• PROBLEM REQUIREMENTS
Count the lines that hold the string "nEfficient". Reply with the number alone.

'''

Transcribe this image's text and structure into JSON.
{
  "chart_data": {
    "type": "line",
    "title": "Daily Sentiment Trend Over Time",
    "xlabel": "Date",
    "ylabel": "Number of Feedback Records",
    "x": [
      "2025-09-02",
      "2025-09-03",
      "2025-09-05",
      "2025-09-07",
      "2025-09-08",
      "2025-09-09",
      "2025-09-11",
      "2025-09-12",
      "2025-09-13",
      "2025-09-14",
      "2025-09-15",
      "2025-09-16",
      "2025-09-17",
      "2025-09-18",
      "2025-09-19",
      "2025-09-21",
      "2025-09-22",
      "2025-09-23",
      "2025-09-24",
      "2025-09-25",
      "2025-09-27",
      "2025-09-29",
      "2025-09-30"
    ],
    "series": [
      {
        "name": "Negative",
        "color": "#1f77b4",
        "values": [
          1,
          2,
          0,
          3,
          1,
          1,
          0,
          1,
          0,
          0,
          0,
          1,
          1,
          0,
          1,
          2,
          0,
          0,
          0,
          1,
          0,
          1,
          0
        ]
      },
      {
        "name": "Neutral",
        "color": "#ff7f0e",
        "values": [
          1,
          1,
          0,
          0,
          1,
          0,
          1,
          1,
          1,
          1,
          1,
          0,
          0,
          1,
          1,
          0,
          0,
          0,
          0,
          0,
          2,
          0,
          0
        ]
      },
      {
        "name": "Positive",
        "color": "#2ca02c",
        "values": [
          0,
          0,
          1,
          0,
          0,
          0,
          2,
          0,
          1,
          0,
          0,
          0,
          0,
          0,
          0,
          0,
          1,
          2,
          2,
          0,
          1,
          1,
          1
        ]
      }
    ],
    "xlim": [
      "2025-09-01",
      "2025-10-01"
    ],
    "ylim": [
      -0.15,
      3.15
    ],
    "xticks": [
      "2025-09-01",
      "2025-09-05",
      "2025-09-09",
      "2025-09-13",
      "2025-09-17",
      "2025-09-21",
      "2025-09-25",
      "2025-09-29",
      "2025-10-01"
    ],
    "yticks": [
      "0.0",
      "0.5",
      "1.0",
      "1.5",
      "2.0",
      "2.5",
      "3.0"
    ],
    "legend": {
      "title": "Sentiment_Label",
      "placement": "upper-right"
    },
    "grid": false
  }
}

'''
'''

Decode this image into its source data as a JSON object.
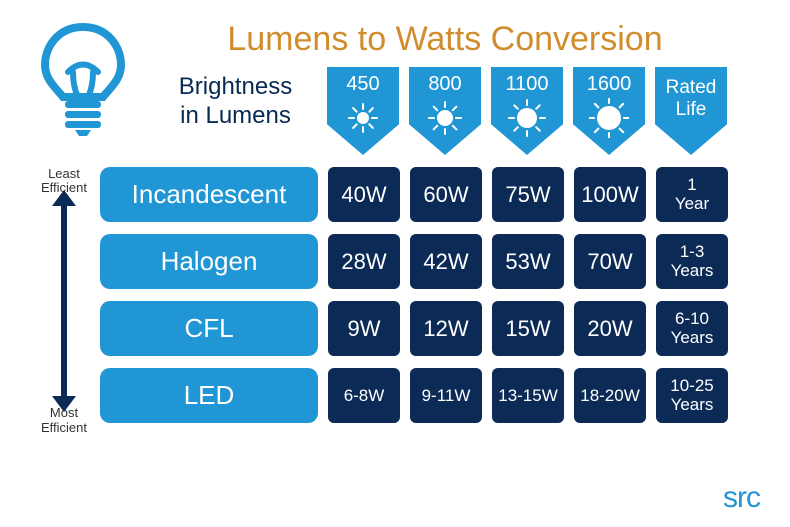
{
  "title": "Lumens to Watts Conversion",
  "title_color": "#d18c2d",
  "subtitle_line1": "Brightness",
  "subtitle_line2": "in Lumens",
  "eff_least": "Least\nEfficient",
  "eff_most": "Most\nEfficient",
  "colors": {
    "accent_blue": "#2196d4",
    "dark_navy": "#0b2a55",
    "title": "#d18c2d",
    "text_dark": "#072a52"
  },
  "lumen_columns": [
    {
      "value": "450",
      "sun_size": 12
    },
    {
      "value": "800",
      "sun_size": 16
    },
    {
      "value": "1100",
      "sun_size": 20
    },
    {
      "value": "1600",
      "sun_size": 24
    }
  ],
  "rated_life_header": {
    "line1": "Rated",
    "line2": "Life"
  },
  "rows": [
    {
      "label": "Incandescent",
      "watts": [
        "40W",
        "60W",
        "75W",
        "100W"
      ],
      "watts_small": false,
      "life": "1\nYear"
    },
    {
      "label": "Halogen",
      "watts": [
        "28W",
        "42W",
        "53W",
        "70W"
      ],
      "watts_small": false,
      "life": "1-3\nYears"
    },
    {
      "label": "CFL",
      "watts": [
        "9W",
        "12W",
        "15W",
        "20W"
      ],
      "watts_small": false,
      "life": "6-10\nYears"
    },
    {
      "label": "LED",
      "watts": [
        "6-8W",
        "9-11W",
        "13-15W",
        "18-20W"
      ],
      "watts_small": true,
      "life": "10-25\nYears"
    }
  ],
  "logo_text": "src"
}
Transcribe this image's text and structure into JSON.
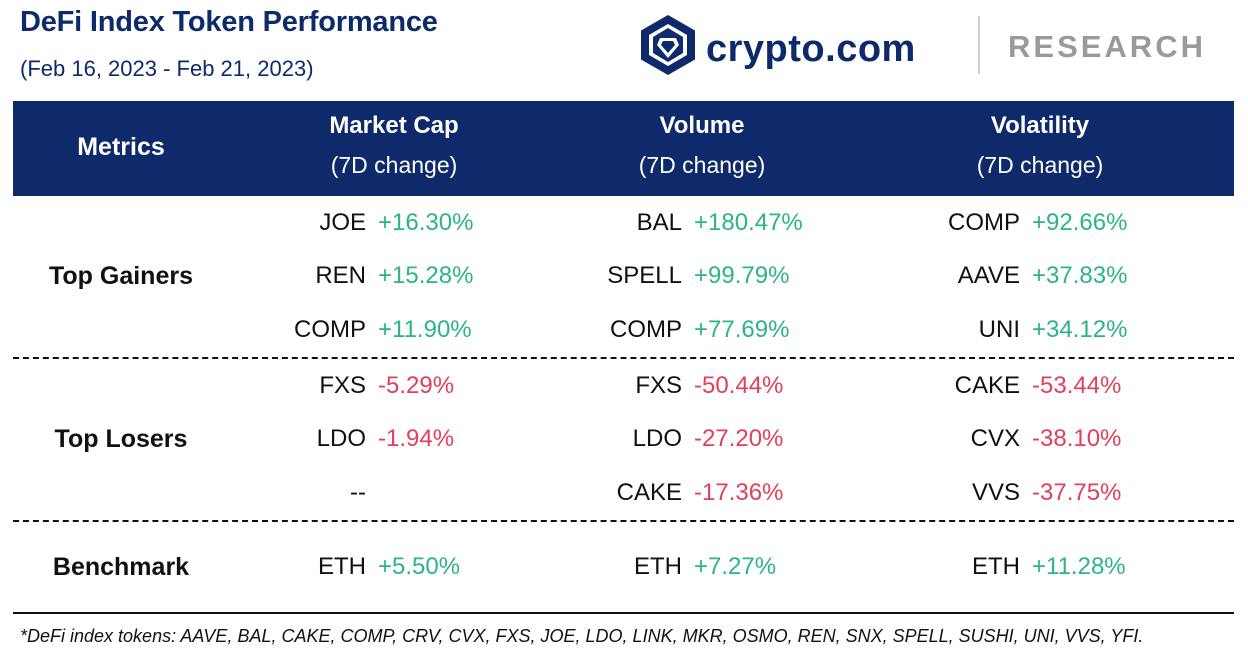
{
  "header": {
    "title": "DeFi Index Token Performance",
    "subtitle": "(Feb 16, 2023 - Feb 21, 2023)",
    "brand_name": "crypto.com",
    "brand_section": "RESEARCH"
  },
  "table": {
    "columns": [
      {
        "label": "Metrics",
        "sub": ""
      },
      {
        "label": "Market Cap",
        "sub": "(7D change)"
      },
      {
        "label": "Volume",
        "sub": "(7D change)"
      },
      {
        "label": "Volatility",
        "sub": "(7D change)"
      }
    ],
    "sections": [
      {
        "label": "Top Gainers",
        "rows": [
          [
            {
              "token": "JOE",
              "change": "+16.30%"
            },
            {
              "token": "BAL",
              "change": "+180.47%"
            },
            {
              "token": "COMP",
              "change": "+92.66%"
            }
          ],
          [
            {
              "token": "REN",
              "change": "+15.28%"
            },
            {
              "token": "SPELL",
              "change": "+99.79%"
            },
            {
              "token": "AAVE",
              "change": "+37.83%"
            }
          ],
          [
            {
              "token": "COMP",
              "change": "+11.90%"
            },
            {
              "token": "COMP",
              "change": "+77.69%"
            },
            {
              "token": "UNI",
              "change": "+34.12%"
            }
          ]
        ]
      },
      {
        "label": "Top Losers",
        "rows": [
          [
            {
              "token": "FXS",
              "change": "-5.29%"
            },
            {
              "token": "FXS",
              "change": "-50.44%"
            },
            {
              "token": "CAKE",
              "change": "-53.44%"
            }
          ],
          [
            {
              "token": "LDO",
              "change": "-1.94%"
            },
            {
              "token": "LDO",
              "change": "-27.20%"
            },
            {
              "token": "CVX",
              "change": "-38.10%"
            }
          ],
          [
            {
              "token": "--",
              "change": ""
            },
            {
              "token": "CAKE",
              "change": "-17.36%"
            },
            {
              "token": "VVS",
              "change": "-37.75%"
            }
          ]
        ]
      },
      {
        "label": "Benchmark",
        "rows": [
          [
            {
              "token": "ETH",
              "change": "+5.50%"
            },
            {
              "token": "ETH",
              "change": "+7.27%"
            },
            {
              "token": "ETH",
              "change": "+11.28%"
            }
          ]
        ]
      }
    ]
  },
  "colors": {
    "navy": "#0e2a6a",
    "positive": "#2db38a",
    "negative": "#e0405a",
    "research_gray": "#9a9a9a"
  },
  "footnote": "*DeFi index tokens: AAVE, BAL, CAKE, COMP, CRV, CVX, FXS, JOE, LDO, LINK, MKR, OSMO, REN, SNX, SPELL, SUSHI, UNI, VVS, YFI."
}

'''
'''

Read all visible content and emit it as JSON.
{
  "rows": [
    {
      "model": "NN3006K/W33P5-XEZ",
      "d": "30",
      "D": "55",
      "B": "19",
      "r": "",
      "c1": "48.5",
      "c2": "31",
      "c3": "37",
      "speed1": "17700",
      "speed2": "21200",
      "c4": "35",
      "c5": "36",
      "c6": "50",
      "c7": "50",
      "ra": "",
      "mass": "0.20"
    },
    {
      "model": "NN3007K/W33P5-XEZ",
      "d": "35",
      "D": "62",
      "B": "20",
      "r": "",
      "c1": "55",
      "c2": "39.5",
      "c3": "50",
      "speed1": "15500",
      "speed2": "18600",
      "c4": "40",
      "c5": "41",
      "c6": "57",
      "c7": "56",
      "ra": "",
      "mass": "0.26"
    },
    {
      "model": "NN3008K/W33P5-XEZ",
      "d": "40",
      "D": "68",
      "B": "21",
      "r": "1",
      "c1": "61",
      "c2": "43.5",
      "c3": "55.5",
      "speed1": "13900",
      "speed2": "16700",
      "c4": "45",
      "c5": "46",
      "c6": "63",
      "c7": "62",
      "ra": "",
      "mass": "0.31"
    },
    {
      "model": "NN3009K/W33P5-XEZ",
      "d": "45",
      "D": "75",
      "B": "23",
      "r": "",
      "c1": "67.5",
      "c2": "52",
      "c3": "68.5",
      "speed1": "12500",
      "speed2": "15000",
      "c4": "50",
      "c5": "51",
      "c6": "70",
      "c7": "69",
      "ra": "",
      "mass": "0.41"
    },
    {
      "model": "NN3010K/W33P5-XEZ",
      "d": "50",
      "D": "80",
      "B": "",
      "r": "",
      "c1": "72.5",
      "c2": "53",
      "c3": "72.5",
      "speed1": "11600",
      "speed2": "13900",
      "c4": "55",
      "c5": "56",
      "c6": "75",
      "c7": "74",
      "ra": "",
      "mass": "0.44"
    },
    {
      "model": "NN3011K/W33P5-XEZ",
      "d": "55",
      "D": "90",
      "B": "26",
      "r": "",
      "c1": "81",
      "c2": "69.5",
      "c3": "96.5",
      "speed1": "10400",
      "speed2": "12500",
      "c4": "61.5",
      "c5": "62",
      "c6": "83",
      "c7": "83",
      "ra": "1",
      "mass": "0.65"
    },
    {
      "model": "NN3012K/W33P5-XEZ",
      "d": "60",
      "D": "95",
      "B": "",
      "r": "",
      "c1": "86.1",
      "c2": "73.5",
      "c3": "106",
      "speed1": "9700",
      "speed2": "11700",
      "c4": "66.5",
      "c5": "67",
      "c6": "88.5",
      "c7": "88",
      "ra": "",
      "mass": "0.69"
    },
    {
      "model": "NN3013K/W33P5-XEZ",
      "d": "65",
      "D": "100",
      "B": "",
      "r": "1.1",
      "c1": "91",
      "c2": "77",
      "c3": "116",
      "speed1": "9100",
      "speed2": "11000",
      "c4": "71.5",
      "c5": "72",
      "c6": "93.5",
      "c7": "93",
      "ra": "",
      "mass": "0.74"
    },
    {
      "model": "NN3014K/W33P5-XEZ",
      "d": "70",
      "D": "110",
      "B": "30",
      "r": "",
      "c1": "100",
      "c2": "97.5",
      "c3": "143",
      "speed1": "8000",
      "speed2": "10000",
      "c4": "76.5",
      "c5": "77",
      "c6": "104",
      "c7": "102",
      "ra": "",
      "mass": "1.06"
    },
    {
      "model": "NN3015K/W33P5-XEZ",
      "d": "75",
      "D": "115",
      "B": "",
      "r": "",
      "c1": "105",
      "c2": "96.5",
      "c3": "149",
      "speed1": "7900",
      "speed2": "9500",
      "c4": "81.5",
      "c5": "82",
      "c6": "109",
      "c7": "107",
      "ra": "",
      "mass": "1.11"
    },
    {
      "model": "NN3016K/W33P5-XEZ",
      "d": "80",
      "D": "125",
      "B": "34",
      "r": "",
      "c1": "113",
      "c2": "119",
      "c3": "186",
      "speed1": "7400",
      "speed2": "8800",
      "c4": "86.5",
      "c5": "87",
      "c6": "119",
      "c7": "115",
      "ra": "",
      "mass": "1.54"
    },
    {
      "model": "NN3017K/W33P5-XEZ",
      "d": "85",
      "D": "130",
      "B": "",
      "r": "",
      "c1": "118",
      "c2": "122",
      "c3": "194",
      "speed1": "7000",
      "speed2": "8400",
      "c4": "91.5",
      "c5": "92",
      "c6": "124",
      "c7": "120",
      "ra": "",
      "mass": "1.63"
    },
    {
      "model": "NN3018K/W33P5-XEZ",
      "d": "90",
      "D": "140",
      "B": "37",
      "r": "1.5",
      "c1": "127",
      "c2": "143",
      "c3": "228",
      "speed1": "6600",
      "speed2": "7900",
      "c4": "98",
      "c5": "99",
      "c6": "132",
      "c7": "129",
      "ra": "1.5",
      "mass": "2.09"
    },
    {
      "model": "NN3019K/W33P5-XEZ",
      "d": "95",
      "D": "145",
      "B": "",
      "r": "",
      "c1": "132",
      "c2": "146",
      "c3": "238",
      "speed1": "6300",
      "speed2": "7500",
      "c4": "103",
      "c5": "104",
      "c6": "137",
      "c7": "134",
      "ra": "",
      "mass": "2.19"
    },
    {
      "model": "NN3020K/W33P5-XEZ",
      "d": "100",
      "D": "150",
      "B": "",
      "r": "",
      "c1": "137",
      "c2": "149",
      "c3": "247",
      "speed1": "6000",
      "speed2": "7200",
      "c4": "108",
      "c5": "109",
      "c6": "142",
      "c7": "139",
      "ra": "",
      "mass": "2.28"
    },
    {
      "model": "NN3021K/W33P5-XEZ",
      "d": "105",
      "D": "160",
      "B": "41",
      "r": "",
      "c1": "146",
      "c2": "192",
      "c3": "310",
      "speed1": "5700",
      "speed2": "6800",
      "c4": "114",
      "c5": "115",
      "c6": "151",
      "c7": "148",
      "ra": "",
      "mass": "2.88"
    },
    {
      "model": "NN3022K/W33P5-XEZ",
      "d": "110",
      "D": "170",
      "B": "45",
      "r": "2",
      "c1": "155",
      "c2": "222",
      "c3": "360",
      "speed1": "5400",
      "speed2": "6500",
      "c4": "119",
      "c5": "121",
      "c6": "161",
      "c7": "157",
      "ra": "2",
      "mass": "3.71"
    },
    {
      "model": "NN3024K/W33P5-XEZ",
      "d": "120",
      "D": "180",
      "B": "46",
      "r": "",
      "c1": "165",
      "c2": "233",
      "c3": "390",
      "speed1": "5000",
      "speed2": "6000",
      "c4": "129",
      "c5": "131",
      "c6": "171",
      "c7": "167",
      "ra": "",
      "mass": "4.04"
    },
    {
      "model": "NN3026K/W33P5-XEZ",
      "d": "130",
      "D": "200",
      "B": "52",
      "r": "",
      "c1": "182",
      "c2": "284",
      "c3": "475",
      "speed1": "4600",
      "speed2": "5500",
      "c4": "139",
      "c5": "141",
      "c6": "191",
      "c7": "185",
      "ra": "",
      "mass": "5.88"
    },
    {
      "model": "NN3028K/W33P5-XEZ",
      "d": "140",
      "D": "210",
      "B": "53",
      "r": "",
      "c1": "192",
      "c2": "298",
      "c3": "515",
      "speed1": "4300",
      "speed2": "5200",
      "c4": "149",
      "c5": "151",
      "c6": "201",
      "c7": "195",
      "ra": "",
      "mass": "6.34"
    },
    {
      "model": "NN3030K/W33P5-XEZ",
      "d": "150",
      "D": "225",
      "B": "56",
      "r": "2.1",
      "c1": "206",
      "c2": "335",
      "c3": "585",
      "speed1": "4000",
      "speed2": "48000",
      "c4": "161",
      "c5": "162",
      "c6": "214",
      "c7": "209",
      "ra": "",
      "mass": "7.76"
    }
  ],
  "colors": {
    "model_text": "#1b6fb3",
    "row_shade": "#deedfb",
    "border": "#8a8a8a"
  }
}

'''

• ANSWER TO THIS TASK
2